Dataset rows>
....
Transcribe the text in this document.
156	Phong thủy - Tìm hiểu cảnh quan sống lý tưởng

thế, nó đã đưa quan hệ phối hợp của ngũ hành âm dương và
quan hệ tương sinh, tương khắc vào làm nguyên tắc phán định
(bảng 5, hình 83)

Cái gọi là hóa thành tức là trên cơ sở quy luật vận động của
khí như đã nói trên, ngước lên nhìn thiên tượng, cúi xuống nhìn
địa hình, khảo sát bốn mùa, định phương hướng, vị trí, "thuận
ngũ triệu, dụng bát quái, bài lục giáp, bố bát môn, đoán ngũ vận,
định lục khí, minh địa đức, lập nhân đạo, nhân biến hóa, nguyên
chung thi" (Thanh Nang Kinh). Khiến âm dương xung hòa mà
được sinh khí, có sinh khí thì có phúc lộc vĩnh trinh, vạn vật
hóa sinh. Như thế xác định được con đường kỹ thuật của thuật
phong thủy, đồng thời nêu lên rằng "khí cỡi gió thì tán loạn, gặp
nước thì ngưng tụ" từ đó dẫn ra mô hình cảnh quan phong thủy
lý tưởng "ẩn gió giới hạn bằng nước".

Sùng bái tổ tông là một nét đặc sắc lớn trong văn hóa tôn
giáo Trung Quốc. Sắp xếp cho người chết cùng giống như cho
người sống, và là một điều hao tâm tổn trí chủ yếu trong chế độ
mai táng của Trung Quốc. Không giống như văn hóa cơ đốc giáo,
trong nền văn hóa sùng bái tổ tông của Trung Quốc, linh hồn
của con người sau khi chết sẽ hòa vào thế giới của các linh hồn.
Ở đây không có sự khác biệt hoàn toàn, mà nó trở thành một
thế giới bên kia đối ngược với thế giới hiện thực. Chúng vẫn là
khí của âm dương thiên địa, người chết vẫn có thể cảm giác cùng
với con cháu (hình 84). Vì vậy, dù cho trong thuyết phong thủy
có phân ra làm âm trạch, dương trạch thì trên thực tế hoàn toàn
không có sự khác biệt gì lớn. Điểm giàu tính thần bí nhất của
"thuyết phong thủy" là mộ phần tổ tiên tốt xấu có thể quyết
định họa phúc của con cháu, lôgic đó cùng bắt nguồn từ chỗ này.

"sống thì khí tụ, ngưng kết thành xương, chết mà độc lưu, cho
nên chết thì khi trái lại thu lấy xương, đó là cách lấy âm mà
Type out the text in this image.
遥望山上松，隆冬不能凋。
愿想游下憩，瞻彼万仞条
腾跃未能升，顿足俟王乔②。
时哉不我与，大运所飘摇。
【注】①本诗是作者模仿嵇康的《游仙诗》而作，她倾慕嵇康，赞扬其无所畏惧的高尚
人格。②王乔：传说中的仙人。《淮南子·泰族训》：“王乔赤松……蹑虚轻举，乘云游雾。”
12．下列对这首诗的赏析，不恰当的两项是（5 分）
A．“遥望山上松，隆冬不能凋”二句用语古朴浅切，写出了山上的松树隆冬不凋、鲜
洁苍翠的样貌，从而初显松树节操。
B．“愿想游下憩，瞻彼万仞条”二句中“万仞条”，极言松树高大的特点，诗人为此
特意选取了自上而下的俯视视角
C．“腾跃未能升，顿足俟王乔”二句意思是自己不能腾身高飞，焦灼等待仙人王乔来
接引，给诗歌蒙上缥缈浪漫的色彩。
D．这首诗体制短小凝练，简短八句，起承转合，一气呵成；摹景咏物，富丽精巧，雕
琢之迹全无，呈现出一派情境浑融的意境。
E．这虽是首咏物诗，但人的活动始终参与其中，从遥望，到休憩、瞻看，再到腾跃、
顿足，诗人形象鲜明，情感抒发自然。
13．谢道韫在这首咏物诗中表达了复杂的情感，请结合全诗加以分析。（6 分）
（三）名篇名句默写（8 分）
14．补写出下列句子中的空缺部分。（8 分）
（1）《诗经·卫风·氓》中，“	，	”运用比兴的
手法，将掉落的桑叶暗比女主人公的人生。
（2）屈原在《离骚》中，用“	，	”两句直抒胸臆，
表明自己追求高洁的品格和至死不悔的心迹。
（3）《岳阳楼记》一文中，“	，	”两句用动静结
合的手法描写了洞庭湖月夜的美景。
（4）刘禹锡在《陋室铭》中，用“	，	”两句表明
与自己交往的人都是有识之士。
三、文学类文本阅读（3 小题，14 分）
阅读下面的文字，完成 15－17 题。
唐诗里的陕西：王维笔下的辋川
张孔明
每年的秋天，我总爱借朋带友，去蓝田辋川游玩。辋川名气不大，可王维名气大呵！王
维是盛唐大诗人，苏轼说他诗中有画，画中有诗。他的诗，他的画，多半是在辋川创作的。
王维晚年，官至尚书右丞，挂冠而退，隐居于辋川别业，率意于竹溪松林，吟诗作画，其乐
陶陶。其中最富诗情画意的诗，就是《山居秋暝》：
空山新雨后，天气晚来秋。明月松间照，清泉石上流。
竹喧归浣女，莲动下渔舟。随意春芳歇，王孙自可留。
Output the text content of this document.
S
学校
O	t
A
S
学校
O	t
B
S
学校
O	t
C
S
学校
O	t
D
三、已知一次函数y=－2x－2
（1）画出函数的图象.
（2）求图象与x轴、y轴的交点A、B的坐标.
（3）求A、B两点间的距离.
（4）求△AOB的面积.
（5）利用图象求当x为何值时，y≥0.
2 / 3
....
Exercise objective>
Within the entries above, how many lines contain "cảnh"? Respond with the number only.

The solution>
2